**Directions**
Lines containing the word "Industry" are to be located and copied.

(begin)

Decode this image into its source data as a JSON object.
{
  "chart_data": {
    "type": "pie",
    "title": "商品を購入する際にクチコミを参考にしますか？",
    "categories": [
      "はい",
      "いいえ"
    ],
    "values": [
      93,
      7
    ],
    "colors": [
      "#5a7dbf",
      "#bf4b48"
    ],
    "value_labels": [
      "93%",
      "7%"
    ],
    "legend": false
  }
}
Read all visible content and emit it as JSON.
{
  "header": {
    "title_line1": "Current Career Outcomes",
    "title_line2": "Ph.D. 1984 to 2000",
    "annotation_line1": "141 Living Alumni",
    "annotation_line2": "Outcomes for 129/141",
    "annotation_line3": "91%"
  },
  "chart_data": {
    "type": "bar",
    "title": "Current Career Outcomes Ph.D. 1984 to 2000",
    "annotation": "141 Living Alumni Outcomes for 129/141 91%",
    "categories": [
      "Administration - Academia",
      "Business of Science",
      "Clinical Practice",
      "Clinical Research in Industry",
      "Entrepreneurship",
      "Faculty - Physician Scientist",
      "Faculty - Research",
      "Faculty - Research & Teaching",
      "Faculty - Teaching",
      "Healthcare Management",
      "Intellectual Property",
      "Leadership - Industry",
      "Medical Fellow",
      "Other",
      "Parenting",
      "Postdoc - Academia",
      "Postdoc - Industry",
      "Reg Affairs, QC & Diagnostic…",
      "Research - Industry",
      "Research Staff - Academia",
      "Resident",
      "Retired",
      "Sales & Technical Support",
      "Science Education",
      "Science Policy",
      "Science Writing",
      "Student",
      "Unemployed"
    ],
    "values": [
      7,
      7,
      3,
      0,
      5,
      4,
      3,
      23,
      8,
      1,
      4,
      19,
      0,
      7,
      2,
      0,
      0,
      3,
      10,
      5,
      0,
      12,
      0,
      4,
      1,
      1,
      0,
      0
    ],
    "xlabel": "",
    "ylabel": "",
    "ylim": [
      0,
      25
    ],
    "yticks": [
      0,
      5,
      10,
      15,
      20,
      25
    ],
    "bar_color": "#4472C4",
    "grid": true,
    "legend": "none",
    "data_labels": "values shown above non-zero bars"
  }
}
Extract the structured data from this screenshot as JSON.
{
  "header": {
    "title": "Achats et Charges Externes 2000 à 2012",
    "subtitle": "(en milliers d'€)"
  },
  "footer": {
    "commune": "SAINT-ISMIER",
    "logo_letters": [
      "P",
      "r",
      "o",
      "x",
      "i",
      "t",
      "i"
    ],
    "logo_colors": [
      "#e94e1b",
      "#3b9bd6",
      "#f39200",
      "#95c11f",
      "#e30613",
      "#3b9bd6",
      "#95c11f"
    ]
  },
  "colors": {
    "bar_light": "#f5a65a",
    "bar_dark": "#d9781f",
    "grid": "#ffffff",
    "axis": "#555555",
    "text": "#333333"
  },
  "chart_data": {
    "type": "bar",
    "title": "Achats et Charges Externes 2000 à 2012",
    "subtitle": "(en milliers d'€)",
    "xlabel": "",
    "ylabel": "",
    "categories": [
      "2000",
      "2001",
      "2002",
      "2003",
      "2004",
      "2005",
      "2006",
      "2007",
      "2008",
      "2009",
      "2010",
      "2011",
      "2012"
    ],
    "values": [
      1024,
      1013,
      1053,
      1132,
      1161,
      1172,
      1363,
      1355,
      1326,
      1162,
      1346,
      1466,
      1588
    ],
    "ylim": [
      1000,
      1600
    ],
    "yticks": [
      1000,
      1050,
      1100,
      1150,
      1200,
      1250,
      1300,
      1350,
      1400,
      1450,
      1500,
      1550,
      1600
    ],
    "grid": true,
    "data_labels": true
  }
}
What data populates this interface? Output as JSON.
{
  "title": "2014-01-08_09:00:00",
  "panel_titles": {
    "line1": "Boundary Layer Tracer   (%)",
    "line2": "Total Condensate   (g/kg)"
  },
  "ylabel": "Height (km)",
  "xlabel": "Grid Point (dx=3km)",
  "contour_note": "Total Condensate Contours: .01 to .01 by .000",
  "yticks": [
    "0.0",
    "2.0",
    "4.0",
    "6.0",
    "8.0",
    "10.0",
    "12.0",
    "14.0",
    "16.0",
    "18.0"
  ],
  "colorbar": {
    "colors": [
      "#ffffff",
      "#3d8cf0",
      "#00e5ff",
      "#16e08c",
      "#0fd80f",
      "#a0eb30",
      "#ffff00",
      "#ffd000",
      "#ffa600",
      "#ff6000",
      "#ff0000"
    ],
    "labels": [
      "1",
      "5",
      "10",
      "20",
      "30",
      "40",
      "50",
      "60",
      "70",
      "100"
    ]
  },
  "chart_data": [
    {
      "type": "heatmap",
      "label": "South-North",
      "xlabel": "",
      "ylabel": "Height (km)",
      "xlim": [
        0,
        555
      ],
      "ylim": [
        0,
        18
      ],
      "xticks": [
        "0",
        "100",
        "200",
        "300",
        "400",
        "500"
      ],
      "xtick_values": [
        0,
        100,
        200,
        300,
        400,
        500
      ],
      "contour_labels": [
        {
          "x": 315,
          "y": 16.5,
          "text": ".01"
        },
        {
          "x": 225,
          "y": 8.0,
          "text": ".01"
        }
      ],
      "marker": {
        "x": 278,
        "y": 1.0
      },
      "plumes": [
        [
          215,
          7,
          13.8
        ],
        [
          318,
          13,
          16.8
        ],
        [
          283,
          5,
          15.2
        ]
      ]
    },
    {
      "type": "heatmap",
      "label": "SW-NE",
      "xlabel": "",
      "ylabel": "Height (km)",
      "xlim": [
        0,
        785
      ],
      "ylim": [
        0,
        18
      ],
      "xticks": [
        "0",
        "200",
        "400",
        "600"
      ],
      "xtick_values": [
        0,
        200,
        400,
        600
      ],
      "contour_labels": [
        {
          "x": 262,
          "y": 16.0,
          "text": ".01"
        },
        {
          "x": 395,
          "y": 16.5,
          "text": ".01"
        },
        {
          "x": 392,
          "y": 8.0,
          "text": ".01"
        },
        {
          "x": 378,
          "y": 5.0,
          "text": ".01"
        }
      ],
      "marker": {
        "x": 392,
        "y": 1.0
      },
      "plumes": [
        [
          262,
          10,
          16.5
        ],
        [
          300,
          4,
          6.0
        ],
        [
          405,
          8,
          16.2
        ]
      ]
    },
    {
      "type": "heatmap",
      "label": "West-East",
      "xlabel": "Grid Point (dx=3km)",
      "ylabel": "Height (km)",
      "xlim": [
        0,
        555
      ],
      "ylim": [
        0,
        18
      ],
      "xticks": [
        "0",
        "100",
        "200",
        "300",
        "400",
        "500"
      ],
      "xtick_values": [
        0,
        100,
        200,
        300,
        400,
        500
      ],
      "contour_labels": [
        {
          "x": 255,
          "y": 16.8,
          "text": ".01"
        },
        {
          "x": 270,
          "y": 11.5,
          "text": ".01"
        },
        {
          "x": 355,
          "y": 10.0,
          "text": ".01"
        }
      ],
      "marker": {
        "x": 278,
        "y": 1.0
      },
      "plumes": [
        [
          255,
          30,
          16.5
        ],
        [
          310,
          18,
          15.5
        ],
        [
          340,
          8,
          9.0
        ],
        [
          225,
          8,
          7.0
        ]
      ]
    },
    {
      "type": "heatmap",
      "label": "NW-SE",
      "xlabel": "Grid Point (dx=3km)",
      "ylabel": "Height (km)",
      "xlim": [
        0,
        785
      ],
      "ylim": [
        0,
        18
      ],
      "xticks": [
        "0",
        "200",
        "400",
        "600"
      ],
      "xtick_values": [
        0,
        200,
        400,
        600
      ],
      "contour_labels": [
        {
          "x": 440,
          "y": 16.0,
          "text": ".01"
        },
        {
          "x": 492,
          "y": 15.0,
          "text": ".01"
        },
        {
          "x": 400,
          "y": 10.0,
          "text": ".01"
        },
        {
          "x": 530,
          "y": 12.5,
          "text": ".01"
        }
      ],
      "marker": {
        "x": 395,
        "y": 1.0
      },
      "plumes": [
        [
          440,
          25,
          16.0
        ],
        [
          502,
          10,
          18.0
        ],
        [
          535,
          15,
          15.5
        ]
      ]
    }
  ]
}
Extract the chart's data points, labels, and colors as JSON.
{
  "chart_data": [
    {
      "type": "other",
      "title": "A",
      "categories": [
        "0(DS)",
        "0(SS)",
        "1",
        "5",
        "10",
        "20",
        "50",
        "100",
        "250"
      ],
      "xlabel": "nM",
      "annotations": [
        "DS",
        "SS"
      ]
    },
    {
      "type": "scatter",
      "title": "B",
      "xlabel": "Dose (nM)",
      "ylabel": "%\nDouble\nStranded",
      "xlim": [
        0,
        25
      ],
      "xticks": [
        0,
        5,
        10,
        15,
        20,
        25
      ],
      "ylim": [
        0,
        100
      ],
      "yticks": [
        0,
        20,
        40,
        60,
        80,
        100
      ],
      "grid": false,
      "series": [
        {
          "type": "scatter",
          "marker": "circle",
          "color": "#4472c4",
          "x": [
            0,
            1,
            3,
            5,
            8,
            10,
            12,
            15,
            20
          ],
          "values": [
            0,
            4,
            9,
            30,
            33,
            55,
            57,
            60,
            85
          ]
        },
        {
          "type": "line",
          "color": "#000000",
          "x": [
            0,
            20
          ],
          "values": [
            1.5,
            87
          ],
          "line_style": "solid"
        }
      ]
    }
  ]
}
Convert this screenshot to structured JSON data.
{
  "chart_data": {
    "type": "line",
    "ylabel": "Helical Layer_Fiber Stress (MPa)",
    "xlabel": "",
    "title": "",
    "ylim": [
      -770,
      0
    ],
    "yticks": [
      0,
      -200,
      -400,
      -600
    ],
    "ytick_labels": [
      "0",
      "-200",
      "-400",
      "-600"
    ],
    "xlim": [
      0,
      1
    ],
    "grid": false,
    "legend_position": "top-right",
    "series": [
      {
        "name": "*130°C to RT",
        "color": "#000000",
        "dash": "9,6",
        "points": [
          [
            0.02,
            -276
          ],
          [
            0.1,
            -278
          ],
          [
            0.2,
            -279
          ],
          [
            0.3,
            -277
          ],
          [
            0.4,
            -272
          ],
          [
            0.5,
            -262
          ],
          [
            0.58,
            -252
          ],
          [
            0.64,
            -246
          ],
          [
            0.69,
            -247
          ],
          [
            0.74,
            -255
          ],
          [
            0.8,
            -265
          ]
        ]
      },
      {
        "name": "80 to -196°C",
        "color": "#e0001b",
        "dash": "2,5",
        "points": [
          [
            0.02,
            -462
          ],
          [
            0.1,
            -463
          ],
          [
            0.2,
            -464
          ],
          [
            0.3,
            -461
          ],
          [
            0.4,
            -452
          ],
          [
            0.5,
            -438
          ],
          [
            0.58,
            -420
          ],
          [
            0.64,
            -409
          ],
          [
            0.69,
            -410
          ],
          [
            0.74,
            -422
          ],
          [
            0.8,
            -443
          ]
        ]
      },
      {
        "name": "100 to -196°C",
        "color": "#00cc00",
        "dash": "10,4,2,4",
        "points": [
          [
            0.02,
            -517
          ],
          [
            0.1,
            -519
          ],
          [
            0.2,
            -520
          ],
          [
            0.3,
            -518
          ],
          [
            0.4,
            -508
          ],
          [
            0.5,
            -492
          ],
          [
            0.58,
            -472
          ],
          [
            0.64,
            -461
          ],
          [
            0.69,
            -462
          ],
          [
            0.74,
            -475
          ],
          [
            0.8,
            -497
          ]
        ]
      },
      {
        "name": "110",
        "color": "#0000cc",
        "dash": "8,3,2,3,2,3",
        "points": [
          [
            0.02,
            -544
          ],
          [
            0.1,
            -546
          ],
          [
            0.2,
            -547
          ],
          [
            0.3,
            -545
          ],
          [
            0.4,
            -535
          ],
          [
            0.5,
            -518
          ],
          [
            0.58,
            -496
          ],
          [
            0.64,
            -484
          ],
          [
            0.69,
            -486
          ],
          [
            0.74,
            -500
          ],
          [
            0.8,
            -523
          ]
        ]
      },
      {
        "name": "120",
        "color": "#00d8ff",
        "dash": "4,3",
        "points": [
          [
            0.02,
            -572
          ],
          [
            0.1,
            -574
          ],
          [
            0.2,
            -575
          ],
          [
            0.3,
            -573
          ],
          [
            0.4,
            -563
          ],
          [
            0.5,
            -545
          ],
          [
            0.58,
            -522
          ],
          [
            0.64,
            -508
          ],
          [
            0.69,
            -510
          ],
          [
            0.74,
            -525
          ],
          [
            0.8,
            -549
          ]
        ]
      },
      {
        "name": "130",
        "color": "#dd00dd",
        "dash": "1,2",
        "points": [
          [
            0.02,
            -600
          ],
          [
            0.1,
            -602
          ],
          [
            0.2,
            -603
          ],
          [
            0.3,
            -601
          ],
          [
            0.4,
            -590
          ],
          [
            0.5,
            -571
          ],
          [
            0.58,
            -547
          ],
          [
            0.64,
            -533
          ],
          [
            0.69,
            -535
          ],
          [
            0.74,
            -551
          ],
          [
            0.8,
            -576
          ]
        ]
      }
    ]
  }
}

(end)

**Output of the task**
      "Clinical Research in Industry",
      "Leadership - Industry",
      "Postdoc - Industry",
      "Research - Industry",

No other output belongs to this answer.